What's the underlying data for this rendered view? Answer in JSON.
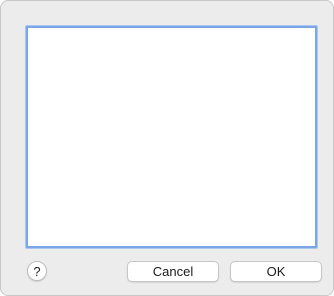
{
  "dialog": {
    "help_label": "?",
    "cancel_label": "Cancel",
    "ok_label": "OK"
  },
  "colors": {
    "dialog_background": "#ececec",
    "focus_ring": "#7aa6e6",
    "list_background": "#ffffff"
  },
  "icons": {
    "help": "help-icon"
  }
}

※

#### WHAT IS NEEDED:
Transcribe all the records above word for word, without their images.

#### FINAL RESULT:
What's the underlying data for this rendered view? Answer in JSON.
{
  "dialog": {
    "help_label": "?",
    "cancel_label": "Cancel",
    "ok_label": "OK"
  },
  "colors": {
    "dialog_background": "#ececec",
    "focus_ring": "#7aa6e6",
    "list_background": "#ffffff"
  },
  "icons": {
    "help": "help-icon"
  }
}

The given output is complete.